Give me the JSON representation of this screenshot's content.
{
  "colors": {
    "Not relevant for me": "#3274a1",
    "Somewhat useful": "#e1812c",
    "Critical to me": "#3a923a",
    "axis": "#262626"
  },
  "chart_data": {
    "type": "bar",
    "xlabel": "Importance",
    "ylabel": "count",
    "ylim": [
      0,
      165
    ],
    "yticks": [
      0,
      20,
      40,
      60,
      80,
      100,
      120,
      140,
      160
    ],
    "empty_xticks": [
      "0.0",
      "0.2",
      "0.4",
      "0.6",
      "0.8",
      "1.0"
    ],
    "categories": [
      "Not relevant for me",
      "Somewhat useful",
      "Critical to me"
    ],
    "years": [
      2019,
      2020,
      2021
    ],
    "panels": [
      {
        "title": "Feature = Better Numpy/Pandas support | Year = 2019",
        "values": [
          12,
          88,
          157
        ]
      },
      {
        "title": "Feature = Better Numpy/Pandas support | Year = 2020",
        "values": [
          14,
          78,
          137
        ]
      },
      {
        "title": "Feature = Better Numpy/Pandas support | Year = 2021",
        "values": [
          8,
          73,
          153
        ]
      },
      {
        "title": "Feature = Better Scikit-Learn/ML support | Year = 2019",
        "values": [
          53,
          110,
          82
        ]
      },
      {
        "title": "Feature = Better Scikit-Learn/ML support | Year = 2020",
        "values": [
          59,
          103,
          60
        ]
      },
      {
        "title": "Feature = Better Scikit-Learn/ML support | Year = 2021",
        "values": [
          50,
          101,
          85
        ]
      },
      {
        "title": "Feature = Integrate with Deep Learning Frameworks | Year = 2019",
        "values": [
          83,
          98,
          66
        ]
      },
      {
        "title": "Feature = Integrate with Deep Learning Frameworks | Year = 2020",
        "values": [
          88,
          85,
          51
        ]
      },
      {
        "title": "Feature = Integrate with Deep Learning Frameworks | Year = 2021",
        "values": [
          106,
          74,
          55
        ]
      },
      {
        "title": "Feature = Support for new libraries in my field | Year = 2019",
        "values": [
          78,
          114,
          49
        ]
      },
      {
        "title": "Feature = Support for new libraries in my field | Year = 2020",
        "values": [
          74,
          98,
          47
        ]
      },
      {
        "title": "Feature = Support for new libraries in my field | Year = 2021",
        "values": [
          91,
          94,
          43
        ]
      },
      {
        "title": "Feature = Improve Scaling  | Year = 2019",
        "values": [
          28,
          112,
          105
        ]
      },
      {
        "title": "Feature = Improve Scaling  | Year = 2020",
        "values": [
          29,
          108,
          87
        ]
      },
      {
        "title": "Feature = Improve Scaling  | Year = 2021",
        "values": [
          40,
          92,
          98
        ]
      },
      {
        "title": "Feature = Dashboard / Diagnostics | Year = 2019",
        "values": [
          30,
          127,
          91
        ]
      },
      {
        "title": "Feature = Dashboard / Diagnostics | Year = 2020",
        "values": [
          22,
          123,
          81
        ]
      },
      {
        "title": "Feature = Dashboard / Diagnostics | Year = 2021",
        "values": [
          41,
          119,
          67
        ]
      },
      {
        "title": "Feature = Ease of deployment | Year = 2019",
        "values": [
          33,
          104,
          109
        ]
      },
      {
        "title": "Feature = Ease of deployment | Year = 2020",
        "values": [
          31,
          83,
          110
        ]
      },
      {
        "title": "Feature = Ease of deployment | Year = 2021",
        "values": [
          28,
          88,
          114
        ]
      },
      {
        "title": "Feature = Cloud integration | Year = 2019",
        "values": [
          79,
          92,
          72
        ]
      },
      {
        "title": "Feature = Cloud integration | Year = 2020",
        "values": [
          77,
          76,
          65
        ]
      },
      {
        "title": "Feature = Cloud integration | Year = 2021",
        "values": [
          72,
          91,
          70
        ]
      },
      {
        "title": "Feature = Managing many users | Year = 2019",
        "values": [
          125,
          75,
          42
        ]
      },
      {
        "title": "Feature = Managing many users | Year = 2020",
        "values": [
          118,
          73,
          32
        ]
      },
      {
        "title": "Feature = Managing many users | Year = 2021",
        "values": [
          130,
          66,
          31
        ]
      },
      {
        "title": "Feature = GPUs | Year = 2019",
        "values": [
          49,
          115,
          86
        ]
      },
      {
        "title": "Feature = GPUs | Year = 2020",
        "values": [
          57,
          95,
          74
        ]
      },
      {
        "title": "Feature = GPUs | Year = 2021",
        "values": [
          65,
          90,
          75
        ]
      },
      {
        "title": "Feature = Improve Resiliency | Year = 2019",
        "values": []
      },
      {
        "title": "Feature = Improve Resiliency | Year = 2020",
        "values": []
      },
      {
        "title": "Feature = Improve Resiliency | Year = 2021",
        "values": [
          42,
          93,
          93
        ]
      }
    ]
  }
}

════

_Short problem_:
All of the data must be returned exactly.

_Reply to the exercise_:
Give me the JSON representation of this screenshot's content.
{
  "colors": {
    "Not relevant for me": "#3274a1",
    "Somewhat useful": "#e1812c",
    "Critical to me": "#3a923a",
    "axis": "#262626"
  },
  "chart_data": {
    "type": "bar",
    "xlabel": "Importance",
    "ylabel": "count",
    "ylim": [
      0,
      165
    ],
    "yticks": [
      0,
      20,
      40,
      60,
      80,
      100,
      120,
      140,
      160
    ],
    "empty_xticks": [
      "0.0",
      "0.2",
      "0.4",
      "0.6",
      "0.8",
      "1.0"
    ],
    "categories": [
      "Not relevant for me",
      "Somewhat useful",
      "Critical to me"
    ],
    "years": [
      2019,
      2020,
      2021
    ],
    "panels": [
      {
        "title": "Feature = Better Numpy/Pandas support | Year = 2019",
        "values": [
          12,
          88,
          157
        ]
      },
      {
        "title": "Feature = Better Numpy/Pandas support | Year = 2020",
        "values": [
          14,
          78,
          137
        ]
      },
      {
        "title": "Feature = Better Numpy/Pandas support | Year = 2021",
        "values": [
          8,
          73,
          153
        ]
      },
      {
        "title": "Feature = Better Scikit-Learn/ML support | Year = 2019",
        "values": [
          53,
          110,
          82
        ]
      },
      {
        "title": "Feature = Better Scikit-Learn/ML support | Year = 2020",
        "values": [
          59,
          103,
          60
        ]
      },
      {
        "title": "Feature = Better Scikit-Learn/ML support | Year = 2021",
        "values": [
          50,
          101,
          85
        ]
      },
      {
        "title": "Feature = Integrate with Deep Learning Frameworks | Year = 2019",
        "values": [
          83,
          98,
          66
        ]
      },
      {
        "title": "Feature = Integrate with Deep Learning Frameworks | Year = 2020",
        "values": [
          88,
          85,
          51
        ]
      },
      {
        "title": "Feature = Integrate with Deep Learning Frameworks | Year = 2021",
        "values": [
          106,
          74,
          55
        ]
      },
      {
        "title": "Feature = Support for new libraries in my field | Year = 2019",
        "values": [
          78,
          114,
          49
        ]
      },
      {
        "title": "Feature = Support for new libraries in my field | Year = 2020",
        "values": [
          74,
          98,
          47
        ]
      },
      {
        "title": "Feature = Support for new libraries in my field | Year = 2021",
        "values": [
          91,
          94,
          43
        ]
      },
      {
        "title": "Feature = Improve Scaling  | Year = 2019",
        "values": [
          28,
          112,
          105
        ]
      },
      {
        "title": "Feature = Improve Scaling  | Year = 2020",
        "values": [
          29,
          108,
          87
        ]
      },
      {
        "title": "Feature = Improve Scaling  | Year = 2021",
        "values": [
          40,
          92,
          98
        ]
      },
      {
        "title": "Feature = Dashboard / Diagnostics | Year = 2019",
        "values": [
          30,
          127,
          91
        ]
      },
      {
        "title": "Feature = Dashboard / Diagnostics | Year = 2020",
        "values": [
          22,
          123,
          81
        ]
      },
      {
        "title": "Feature = Dashboard / Diagnostics | Year = 2021",
        "values": [
          41,
          119,
          67
        ]
      },
      {
        "title": "Feature = Ease of deployment | Year = 2019",
        "values": [
          33,
          104,
          109
        ]
      },
      {
        "title": "Feature = Ease of deployment | Year = 2020",
        "values": [
          31,
          83,
          110
        ]
      },
      {
        "title": "Feature = Ease of deployment | Year = 2021",
        "values": [
          28,
          88,
          114
        ]
      },
      {
        "title": "Feature = Cloud integration | Year = 2019",
        "values": [
          79,
          92,
          72
        ]
      },
      {
        "title": "Feature = Cloud integration | Year = 2020",
        "values": [
          77,
          76,
          65
        ]
      },
      {
        "title": "Feature = Cloud integration | Year = 2021",
        "values": [
          72,
          91,
          70
        ]
      },
      {
        "title": "Feature = Managing many users | Year = 2019",
        "values": [
          125,
          75,
          42
        ]
      },
      {
        "title": "Feature = Managing many users | Year = 2020",
        "values": [
          118,
          73,
          32
        ]
      },
      {
        "title": "Feature = Managing many users | Year = 2021",
        "values": [
          130,
          66,
          31
        ]
      },
      {
        "title": "Feature = GPUs | Year = 2019",
        "values": [
          49,
          115,
          86
        ]
      },
      {
        "title": "Feature = GPUs | Year = 2020",
        "values": [
          57,
          95,
          74
        ]
      },
      {
        "title": "Feature = GPUs | Year = 2021",
        "values": [
          65,
          90,
          75
        ]
      },
      {
        "title": "Feature = Improve Resiliency | Year = 2019",
        "values": []
      },
      {
        "title": "Feature = Improve Resiliency | Year = 2020",
        "values": []
      },
      {
        "title": "Feature = Improve Resiliency | Year = 2021",
        "values": [
          42,
          93,
          93
        ]
      }
    ]
  }
}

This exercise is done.